**Exercise task 1**
Copy the rows word for word, starting at their very first line and ending after the line that contains "align-toggle-group: Left Center".

**Text provided**

Re: Odd WAL traffic for BlueStore

[Date Prev][Date Next][Thread Prev][Thread Next][Date Index][Thread Index]

 



On Mon, 22 Aug 2016, Igor Fedotov wrote:
> Sage,
> 
> here it is
> 
> https://drive.google.com/open?id=0B-4q9QFReegLZmxrd19VYTc2aVU
> 
> 
> debug bluestore was set to 10 to reduce the log's size.
> 
> nr_files=8
> 
> numjobs=1
> 
> 
> Total 89Mb was written from fio.
> 
> Please note following lines at the end
> 
> 2016-08-22 15:53:01.717433 7fbf42ffd700  0 bluefs umount
> 2016-08-22 15:53:01.717440 7fbf42ffd700  0 bluefs 859013499 1069409
> 
> These are mentioned bluefs perf counters.
> 
> 859Mb for 'wal_bytes_written'!
> 
> Please let me know if you need anything else.

1) We get about 60% of the way through teh workload before rocksdb logs 
start getting recycled.  I just pushed a PR that preconditions rocksdb on 
mkfs to get rid of this weirdness:

	https://github.com/ceph/ceph/pull/10814

2) Each 4K is generating a ~10K rocksdb write.  I think this is just the 
size of the onode.  So, same thing we've been working on optimizing.

I don't think there is anything else odd going on...

sage



> 
> Thanks,
> Igor
> 
> On 22.08.2016 18:12, Sage Weil wrote:
> > debug bluestore = 20
> > debug bluefs = 20
> > debug rocksdb = 5
> > 
> > Thanks!
> > sage
> > 
> > 
> > On Mon, 22 Aug 2016, Igor Fedotov wrote:
> > 
> > > Will prepare shortly. Any suggestions on desired levels and components?
> > > 
> > > 
> > > On 22.08.2016 18:08, Sage Weil wrote:
> > > > On Mon, 22 Aug 2016, Igor Fedotov wrote:
> > > > > Hi All,
> > > > > 
> > > > > While testing BlueStore as a standalone storage via FIO plugin I'm
> > > > > observing
> > > > > huge traffic to a WAL device.
> > > > > 
> > > > > Bluestore is configured to use 2 450 Gb Intel's SSD: INTEL
> > > > > SSDSC2BX480G4L
> > > > > 
> > > > > The first SSD is split into 2 partitions (200 & 250 Gb) for Block DB
> > > > > and
> > > > > Block
> > > > > WAL.
> > > > > 
> > > > > The second is split similarly and first 200Gb partition allocated for
> > > > > Raw
> > > > > Block data.
> > > > > 
> > > > > RocksDB settings are set as Somnath suggested in his 'RocksDB tuning'
> > > > > . No
> > > > > much difference comparing to default settings though...
> > > > > 
> > > > > As a result when doing 4k sequential write (8Gb total) to a fresh
> > > > > storage
> > > > > I'm
> > > > > observing (using nmon and other disk mon tools) significant write
> > > > > traffic
> > > > > to
> > > > > WAL device. And it grows eventually from ~10Mbs to ~170Mbs. Raw Block
> > > > > device
> > > > > traffic is pretty stable at ~30 Mbs.

**Given data**
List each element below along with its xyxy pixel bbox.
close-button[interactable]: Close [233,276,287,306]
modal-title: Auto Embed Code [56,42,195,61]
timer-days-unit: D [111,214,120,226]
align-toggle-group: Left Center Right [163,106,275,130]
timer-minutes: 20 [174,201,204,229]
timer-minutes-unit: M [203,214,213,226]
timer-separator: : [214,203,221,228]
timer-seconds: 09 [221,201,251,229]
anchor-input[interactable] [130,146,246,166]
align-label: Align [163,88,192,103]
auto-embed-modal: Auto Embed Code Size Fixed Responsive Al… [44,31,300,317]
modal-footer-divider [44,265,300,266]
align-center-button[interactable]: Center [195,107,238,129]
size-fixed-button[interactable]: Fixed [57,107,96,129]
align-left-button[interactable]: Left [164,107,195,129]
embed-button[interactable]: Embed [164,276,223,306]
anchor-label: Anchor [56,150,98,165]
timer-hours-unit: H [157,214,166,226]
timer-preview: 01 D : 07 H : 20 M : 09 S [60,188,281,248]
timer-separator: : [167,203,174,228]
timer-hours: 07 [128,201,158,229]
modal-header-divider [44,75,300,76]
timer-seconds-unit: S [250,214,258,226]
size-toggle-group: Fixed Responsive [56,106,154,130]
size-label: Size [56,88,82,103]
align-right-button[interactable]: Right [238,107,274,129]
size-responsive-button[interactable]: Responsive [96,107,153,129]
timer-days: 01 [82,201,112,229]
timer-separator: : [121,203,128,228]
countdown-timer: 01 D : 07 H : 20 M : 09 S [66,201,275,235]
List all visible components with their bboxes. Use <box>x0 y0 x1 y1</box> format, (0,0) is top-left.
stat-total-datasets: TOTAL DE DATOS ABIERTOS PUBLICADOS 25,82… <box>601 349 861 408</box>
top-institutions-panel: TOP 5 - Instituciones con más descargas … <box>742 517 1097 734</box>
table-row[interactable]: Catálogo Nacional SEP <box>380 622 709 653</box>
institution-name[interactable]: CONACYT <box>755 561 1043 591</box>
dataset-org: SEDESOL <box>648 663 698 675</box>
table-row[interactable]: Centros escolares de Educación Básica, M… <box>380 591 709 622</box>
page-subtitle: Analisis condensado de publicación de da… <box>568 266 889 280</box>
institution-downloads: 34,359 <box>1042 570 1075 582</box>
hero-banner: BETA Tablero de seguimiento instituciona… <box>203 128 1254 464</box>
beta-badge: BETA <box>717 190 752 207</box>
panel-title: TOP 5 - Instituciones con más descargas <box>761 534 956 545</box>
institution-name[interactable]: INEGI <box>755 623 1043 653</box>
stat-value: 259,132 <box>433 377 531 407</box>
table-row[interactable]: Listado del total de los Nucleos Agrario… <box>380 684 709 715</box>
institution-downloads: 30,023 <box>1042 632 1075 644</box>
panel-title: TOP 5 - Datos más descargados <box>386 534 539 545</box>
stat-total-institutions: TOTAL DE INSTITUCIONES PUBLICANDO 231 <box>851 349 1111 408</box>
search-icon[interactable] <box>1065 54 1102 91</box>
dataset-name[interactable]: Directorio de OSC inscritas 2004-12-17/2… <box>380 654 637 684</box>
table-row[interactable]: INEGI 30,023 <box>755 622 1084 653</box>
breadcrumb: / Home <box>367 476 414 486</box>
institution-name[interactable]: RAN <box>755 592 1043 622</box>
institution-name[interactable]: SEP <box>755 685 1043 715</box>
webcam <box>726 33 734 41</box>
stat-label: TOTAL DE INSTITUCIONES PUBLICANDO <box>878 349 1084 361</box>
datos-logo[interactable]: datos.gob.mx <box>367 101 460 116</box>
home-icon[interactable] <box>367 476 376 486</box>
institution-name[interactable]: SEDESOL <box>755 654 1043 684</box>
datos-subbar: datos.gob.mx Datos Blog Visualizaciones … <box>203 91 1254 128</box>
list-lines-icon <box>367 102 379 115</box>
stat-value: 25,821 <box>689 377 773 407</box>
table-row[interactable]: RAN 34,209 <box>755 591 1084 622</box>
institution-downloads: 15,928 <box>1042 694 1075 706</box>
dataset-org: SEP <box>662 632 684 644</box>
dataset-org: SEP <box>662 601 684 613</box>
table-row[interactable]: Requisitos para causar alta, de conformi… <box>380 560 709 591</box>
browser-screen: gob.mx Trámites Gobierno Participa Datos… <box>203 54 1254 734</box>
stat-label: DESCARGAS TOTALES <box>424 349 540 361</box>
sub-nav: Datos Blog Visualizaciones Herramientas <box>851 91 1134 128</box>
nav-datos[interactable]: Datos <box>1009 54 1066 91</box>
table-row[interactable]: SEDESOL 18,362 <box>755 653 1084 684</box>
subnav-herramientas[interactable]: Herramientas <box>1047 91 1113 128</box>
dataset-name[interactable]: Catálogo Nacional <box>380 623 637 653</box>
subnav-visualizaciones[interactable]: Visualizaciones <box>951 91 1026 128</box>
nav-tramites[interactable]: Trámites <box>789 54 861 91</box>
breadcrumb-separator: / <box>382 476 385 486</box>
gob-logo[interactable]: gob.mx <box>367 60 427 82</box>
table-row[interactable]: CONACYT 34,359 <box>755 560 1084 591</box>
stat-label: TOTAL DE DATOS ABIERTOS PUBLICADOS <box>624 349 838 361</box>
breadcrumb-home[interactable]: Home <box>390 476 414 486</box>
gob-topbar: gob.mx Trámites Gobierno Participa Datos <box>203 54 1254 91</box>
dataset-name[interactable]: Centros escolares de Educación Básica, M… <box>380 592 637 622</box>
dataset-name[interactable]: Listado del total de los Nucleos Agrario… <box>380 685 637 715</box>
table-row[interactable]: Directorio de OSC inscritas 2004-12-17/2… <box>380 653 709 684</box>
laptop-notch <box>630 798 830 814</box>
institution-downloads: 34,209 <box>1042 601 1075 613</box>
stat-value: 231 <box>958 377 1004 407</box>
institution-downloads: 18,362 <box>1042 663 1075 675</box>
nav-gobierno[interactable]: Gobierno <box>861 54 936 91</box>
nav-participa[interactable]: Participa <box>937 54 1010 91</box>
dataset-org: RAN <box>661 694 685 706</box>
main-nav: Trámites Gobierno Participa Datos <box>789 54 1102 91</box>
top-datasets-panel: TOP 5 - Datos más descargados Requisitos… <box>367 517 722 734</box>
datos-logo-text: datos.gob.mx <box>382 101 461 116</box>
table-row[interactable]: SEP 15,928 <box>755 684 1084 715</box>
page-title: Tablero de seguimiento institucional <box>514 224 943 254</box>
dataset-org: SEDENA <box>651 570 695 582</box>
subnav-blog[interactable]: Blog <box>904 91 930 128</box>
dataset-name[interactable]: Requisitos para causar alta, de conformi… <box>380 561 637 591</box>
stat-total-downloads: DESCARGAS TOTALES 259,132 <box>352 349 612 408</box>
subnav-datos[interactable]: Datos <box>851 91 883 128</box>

**Exercise task 2**
Write the next part of the mailing-list thread about odd WAL traffic for BlueStore, picking up right after its final line.

**Output 1**
List each element below along with its xyxy pixel bbox.
close-button[interactable]: Close [233,276,287,306]
modal-title: Auto Embed Code [56,42,195,61]
timer-days-unit: D [111,214,120,226]
align-toggle-group: Left Center Right [163,106,275,130]

**Output 2**
> > > > > 
> > > > > Additionally I inserted an output for BlueFS perf counters on
> > > > > umount(l_bluefs_bytes_written_wal & l_bluefs_bytes_written_sst).
> > > > > 
> > > > > The resulting values are very frustrating: ~28Gb and 4Gb for
> > > > > l_bluefs_bytes_written_wal & l_bluefs_bytes_written_sst respectively.
> > > > Yeah, this doesn't seem right.  Have you generated a log to see what is
> > > > actually happening on each write?  I don't have any bright ideas about
> > > > what is going wrong here.
> > > > 
> > > > sage
> > > > 
> > > > > Doing 64K changes the picture dramatically:
> > > > > 
> > > > > WAL traffic is stable at 10-12 Mbs and RAW Block one is at ~400Mbs
> > > > > BlueFS counters are ~140Mb and 1K respectively.
> > > > > 
> > > > > Surely write completes much faster in the second case.
> > > > > 
> > > > > No WAL is reported in logs at BlueStore level for both cases.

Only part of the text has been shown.